PAGE EXCERPT:
Re: [Wikitech-l] [Services] [ANNOUNCEMENT] RESTBase and related services DC switch-over test

2016-03-19 Thread Gabriel Wicke
The Services DC fail-over test finished without user impact, and
traffic is now switched back to eqiad.

We found an issue with one of the Cassandra nodes running out of
memory after switching update processing to codfw, as well as a
hick-up with one instance in eqiad. Due to the redundant set-up, this
did not affect operations. We are investigating these issues, and will
address them before the general fail-over test in April.

Many thanks to Marko Obrovac, Eric Evans (Services), Filippo
Giunchedi, Giuseppe Lavagetto and Emanuele Rocca (Operations), who
prepared the infrastructure to make the switch-over this smooth.

Gabriel

On Thu, Mar 17, 2016 at 3:10 AM, Marko Obrovac <mobro...@wikimedia.org> wrote:
> FYI, the test has started. We are in the process of switching the traffic to
> the Dallas DC.
>
> Cheers,
> Marko
>
> On 14 March 2016 at 22:54, Marko Obrovac <mobro...@wikimedia.org> wrote:
>>
>> Hello,
>>
>> The WMF’s technology department has for this quarter the goal of testing
>> and temporarily switching the main operational data centre from Eqiad
>> (located in Chicago) to Codfw (located in Dallas)~[1,2]. This includes both
>> back-end-processing as well as serving live traffic from it.
>>
>> As a part of this effort, we are scheduling a switch-over for RESTBase and
>> its back-end services, including: Parsoid, the Mobile Content Service,
>> CXServer, Mathoid, Citoid, Apertium and Zotero~[3]. Technically, it will not
>> be a real switch-over per se, because we will keep all of those services
>> active in both DCs. However, external traffic will be directed to the Dallas
>> DC only.

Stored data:
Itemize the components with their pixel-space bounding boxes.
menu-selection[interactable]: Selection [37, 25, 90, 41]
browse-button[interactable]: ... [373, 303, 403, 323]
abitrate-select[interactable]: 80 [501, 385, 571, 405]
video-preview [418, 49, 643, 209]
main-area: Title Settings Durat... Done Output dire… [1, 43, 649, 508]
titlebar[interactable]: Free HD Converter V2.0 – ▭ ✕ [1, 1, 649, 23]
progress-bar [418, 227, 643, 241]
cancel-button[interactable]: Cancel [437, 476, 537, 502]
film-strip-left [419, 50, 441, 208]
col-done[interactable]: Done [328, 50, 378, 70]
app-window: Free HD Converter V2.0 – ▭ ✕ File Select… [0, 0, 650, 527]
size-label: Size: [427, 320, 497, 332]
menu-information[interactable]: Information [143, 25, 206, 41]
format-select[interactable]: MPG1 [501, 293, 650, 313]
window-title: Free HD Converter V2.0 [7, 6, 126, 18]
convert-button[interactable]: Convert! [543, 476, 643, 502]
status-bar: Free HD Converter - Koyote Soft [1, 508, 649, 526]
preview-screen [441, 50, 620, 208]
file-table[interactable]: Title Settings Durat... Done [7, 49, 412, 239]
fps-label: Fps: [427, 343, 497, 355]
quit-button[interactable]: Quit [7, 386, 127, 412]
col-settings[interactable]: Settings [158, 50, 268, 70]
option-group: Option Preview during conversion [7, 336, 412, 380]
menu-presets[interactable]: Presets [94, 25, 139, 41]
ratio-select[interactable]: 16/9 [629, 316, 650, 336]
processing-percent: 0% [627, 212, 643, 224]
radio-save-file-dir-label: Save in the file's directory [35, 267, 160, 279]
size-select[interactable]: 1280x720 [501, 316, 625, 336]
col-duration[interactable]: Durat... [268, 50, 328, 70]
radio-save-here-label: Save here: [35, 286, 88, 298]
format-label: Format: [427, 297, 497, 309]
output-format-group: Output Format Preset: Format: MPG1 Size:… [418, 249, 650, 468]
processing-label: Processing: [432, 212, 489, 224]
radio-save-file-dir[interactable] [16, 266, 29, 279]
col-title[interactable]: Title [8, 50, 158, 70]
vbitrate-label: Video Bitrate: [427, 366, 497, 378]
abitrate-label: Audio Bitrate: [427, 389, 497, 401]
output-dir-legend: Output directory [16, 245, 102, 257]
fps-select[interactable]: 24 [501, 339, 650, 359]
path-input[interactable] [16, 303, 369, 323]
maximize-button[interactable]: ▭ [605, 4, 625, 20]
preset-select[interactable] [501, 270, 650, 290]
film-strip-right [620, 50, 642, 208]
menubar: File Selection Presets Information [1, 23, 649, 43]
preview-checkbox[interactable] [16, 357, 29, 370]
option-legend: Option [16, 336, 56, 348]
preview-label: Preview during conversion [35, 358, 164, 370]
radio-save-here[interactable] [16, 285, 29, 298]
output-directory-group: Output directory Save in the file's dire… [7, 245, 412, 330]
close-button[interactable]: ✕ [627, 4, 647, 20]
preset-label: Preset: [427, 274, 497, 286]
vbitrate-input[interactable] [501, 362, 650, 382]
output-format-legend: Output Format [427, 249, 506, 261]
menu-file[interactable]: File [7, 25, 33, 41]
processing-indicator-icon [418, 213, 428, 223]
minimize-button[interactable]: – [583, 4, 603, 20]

TASKS TO PERFORM:
**A.** List every back-end service that the data-center switch-over thread names as part of the scheduled RESTBase switch-over.
**B.** Pick up the data-center switch-over thread after its final sentence and write a few more lines of the announcement in the same style.
The items have no connection to the data-center switch-over thread.

TASK-BY-TASK RESULTS:
**A.** Parsoid, the Mobile Content Service, CXServer, Mathoid, Citoid, Apertium, Zotero

**B.**
>>
>> === When is it and what does it mean for me? ===
>> The switch-over test is planned for this Thursday, 2016-03-17. We have
>> allotted a three-hour window for this~[4].  There is nothing users should do
>> before or after the switch; it will be transparent for them. There are two
>> things users should note, though:
>>
>> 1) At the time of the switch-over, users might receive error responses for
>> a while (both 4xx and 5xx status codes). While we will test most of the
>> things ahead of time, we cannot test the actual traffic shifting, so small
>> bumps might be noticed.
>> 2) After the switch to the Dallas DC, users will likely see their response
>> latencies slightly elevated. During the test, some requests might experience
>> a slightly larger latency. This will occur because all of the services that
>> will be responding to live requests still need to contact the main MediaWiki
>> cluster, which will remain in Eqiad (the other DC) until a complete
>> switch-over of the infrastructure is performed. However, given the multiple
>> levels of caching, the 40 ms of penalty to go cross-DC for an uncached API
>> request does not seem too taxing.
>>
>> === Wait, what about my service X running in WMF production? ===
>> If you are a service owner of one the aforementioned services, there are
>> no explicit actions you should take prior to, during or after the
>> switch-over test. This test could, however, affect your service depending on
>> whether it usually serves live traffic or is mostly operational during
>> various internal updates. MediaWiki and JobQueue processing will still be
>> performed in Eqiad, so in the latter case your service should not see a
>> change in the usage pattern. If, however, your service is mostly in charge
>> of responding to live requests coming through RESTBase, those will be
>> handled by instances in Codfw. However, as these services are full replicas
>> of their Eqiad counterparts and are stateless, no major breakage will
>> happen.
>>
>> Should you have any questions or concerns, don’t hesitate to contact us
>> here or on IRC (#wikimedia-services @ freenode).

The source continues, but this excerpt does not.